◆ Input records ◆
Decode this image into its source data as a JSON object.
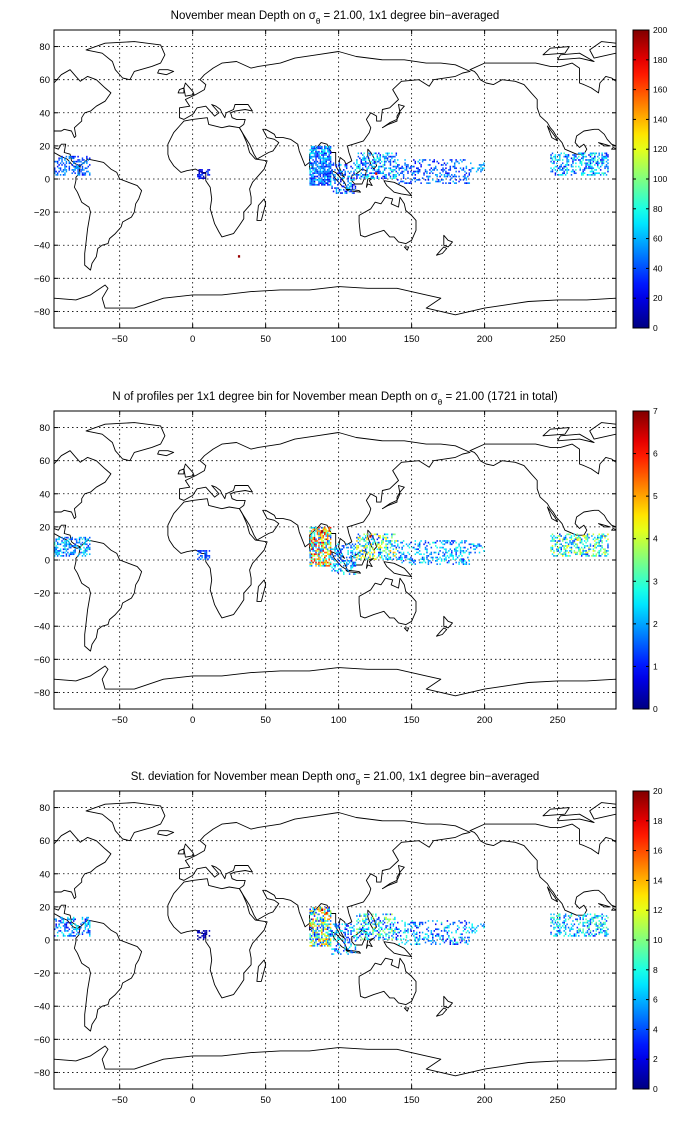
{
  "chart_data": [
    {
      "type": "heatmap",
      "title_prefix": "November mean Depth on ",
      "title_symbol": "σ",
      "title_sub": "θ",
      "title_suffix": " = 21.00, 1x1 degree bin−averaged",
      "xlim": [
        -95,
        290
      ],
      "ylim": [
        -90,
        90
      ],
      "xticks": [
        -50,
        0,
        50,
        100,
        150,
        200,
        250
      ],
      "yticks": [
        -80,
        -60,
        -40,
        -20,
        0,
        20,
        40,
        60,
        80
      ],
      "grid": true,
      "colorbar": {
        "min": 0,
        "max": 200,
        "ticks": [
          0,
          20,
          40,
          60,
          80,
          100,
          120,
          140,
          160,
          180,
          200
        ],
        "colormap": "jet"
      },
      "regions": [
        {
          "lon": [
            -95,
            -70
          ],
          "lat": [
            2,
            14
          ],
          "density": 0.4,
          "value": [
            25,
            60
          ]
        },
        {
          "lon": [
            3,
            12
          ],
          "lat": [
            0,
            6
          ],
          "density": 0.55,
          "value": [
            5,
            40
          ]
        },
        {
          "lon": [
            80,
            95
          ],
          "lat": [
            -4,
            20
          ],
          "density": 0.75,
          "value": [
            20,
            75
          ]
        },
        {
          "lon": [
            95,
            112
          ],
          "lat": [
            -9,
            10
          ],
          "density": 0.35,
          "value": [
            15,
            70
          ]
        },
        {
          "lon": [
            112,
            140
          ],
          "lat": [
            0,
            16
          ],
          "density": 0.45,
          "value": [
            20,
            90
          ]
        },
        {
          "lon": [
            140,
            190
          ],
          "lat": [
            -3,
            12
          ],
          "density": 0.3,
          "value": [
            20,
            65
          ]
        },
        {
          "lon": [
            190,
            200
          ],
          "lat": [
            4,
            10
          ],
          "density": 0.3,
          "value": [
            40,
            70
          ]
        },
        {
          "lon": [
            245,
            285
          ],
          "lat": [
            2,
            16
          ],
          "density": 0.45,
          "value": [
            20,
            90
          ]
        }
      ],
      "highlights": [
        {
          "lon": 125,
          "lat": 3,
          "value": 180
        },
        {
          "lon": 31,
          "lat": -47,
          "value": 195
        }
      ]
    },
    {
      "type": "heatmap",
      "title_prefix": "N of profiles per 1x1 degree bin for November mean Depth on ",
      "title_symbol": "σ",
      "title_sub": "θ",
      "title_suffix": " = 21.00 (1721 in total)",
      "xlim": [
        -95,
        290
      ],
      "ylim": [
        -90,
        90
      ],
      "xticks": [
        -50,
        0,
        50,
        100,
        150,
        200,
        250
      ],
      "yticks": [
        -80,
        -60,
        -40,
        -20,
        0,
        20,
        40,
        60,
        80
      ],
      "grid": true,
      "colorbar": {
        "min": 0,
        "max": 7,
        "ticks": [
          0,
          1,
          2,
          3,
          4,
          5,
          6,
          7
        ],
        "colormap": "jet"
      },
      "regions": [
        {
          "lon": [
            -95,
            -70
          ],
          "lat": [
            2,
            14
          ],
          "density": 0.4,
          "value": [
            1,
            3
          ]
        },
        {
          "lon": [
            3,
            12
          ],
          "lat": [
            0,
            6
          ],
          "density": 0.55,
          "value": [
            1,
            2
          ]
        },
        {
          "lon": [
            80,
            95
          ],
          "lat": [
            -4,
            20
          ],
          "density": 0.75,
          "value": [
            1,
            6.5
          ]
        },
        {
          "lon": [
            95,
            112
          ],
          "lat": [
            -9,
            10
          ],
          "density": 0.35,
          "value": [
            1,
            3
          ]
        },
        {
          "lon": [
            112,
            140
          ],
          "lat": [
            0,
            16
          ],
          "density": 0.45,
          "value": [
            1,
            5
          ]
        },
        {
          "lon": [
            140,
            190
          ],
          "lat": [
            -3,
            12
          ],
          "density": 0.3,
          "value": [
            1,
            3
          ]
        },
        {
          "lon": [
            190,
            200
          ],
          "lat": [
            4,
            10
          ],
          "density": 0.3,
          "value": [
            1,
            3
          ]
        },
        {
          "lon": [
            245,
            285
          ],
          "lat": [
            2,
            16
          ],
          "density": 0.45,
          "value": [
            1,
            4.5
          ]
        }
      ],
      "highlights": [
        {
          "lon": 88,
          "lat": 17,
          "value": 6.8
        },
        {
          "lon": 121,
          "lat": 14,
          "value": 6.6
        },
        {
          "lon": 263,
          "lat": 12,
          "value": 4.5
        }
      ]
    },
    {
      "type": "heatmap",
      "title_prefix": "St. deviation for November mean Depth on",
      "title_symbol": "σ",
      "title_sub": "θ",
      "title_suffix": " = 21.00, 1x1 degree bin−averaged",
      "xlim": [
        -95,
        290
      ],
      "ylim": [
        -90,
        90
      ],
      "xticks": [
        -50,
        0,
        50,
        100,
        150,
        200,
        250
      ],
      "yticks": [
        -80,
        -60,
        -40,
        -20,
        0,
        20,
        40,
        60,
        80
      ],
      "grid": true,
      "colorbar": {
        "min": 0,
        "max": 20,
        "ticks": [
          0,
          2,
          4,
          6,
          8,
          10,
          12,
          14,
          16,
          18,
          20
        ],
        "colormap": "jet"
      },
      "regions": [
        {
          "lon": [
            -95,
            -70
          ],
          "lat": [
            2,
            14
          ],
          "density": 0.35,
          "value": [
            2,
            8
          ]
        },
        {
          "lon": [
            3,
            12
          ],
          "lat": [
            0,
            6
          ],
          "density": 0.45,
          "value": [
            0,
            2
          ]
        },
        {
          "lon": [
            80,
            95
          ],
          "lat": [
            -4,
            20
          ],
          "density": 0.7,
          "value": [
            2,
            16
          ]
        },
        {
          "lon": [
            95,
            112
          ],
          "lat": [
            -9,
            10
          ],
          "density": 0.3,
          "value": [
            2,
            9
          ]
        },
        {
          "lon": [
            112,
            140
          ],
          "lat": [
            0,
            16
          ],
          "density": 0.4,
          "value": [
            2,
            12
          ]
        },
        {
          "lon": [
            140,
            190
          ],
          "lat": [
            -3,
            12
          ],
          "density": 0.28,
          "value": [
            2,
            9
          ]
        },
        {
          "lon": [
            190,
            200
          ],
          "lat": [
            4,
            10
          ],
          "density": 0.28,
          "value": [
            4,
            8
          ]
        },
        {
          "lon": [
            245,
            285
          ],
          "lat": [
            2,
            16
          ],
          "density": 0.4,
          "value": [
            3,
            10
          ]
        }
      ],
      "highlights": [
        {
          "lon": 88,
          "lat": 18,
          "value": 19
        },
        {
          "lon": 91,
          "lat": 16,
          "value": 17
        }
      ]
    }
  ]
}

◆ Objective ◆
Return all of the data exactly as written, and drop the pictures.

◆ Exercise answer ◆
Decode this image into its source data as a JSON object.
{
  "chart_data": [
    {
      "type": "heatmap",
      "title_prefix": "November mean Depth on ",
      "title_symbol": "σ",
      "title_sub": "θ",
      "title_suffix": " = 21.00, 1x1 degree bin−averaged",
      "xlim": [
        -95,
        290
      ],
      "ylim": [
        -90,
        90
      ],
      "xticks": [
        -50,
        0,
        50,
        100,
        150,
        200,
        250
      ],
      "yticks": [
        -80,
        -60,
        -40,
        -20,
        0,
        20,
        40,
        60,
        80
      ],
      "grid": true,
      "colorbar": {
        "min": 0,
        "max": 200,
        "ticks": [
          0,
          20,
          40,
          60,
          80,
          100,
          120,
          140,
          160,
          180,
          200
        ],
        "colormap": "jet"
      },
      "regions": [
        {
          "lon": [
            -95,
            -70
          ],
          "lat": [
            2,
            14
          ],
          "density": 0.4,
          "value": [
            25,
            60
          ]
        },
        {
          "lon": [
            3,
            12
          ],
          "lat": [
            0,
            6
          ],
          "density": 0.55,
          "value": [
            5,
            40
          ]
        },
        {
          "lon": [
            80,
            95
          ],
          "lat": [
            -4,
            20
          ],
          "density": 0.75,
          "value": [
            20,
            75
          ]
        },
        {
          "lon": [
            95,
            112
          ],
          "lat": [
            -9,
            10
          ],
          "density": 0.35,
          "value": [
            15,
            70
          ]
        },
        {
          "lon": [
            112,
            140
          ],
          "lat": [
            0,
            16
          ],
          "density": 0.45,
          "value": [
            20,
            90
          ]
        },
        {
          "lon": [
            140,
            190
          ],
          "lat": [
            -3,
            12
          ],
          "density": 0.3,
          "value": [
            20,
            65
          ]
        },
        {
          "lon": [
            190,
            200
          ],
          "lat": [
            4,
            10
          ],
          "density": 0.3,
          "value": [
            40,
            70
          ]
        },
        {
          "lon": [
            245,
            285
          ],
          "lat": [
            2,
            16
          ],
          "density": 0.45,
          "value": [
            20,
            90
          ]
        }
      ],
      "highlights": [
        {
          "lon": 125,
          "lat": 3,
          "value": 180
        },
        {
          "lon": 31,
          "lat": -47,
          "value": 195
        }
      ]
    },
    {
      "type": "heatmap",
      "title_prefix": "N of profiles per 1x1 degree bin for November mean Depth on ",
      "title_symbol": "σ",
      "title_sub": "θ",
      "title_suffix": " = 21.00 (1721 in total)",
      "xlim": [
        -95,
        290
      ],
      "ylim": [
        -90,
        90
      ],
      "xticks": [
        -50,
        0,
        50,
        100,
        150,
        200,
        250
      ],
      "yticks": [
        -80,
        -60,
        -40,
        -20,
        0,
        20,
        40,
        60,
        80
      ],
      "grid": true,
      "colorbar": {
        "min": 0,
        "max": 7,
        "ticks": [
          0,
          1,
          2,
          3,
          4,
          5,
          6,
          7
        ],
        "colormap": "jet"
      },
      "regions": [
        {
          "lon": [
            -95,
            -70
          ],
          "lat": [
            2,
            14
          ],
          "density": 0.4,
          "value": [
            1,
            3
          ]
        },
        {
          "lon": [
            3,
            12
          ],
          "lat": [
            0,
            6
          ],
          "density": 0.55,
          "value": [
            1,
            2
          ]
        },
        {
          "lon": [
            80,
            95
          ],
          "lat": [
            -4,
            20
          ],
          "density": 0.75,
          "value": [
            1,
            6.5
          ]
        },
        {
          "lon": [
            95,
            112
          ],
          "lat": [
            -9,
            10
          ],
          "density": 0.35,
          "value": [
            1,
            3
          ]
        },
        {
          "lon": [
            112,
            140
          ],
          "lat": [
            0,
            16
          ],
          "density": 0.45,
          "value": [
            1,
            5
          ]
        },
        {
          "lon": [
            140,
            190
          ],
          "lat": [
            -3,
            12
          ],
          "density": 0.3,
          "value": [
            1,
            3
          ]
        },
        {
          "lon": [
            190,
            200
          ],
          "lat": [
            4,
            10
          ],
          "density": 0.3,
          "value": [
            1,
            3
          ]
        },
        {
          "lon": [
            245,
            285
          ],
          "lat": [
            2,
            16
          ],
          "density": 0.45,
          "value": [
            1,
            4.5
          ]
        }
      ],
      "highlights": [
        {
          "lon": 88,
          "lat": 17,
          "value": 6.8
        },
        {
          "lon": 121,
          "lat": 14,
          "value": 6.6
        },
        {
          "lon": 263,
          "lat": 12,
          "value": 4.5
        }
      ]
    },
    {
      "type": "heatmap",
      "title_prefix": "St. deviation for November mean Depth on",
      "title_symbol": "σ",
      "title_sub": "θ",
      "title_suffix": " = 21.00, 1x1 degree bin−averaged",
      "xlim": [
        -95,
        290
      ],
      "ylim": [
        -90,
        90
      ],
      "xticks": [
        -50,
        0,
        50,
        100,
        150,
        200,
        250
      ],
      "yticks": [
        -80,
        -60,
        -40,
        -20,
        0,
        20,
        40,
        60,
        80
      ],
      "grid": true,
      "colorbar": {
        "min": 0,
        "max": 20,
        "ticks": [
          0,
          2,
          4,
          6,
          8,
          10,
          12,
          14,
          16,
          18,
          20
        ],
        "colormap": "jet"
      },
      "regions": [
        {
          "lon": [
            -95,
            -70
          ],
          "lat": [
            2,
            14
          ],
          "density": 0.35,
          "value": [
            2,
            8
          ]
        },
        {
          "lon": [
            3,
            12
          ],
          "lat": [
            0,
            6
          ],
          "density": 0.45,
          "value": [
            0,
            2
          ]
        },
        {
          "lon": [
            80,
            95
          ],
          "lat": [
            -4,
            20
          ],
          "density": 0.7,
          "value": [
            2,
            16
          ]
        },
        {
          "lon": [
            95,
            112
          ],
          "lat": [
            -9,
            10
          ],
          "density": 0.3,
          "value": [
            2,
            9
          ]
        },
        {
          "lon": [
            112,
            140
          ],
          "lat": [
            0,
            16
          ],
          "density": 0.4,
          "value": [
            2,
            12
          ]
        },
        {
          "lon": [
            140,
            190
          ],
          "lat": [
            -3,
            12
          ],
          "density": 0.28,
          "value": [
            2,
            9
          ]
        },
        {
          "lon": [
            190,
            200
          ],
          "lat": [
            4,
            10
          ],
          "density": 0.28,
          "value": [
            4,
            8
          ]
        },
        {
          "lon": [
            245,
            285
          ],
          "lat": [
            2,
            16
          ],
          "density": 0.4,
          "value": [
            3,
            10
          ]
        }
      ],
      "highlights": [
        {
          "lon": 88,
          "lat": 18,
          "value": 19
        },
        {
          "lon": 91,
          "lat": 16,
          "value": 17
        }
      ]
    }
  ]
}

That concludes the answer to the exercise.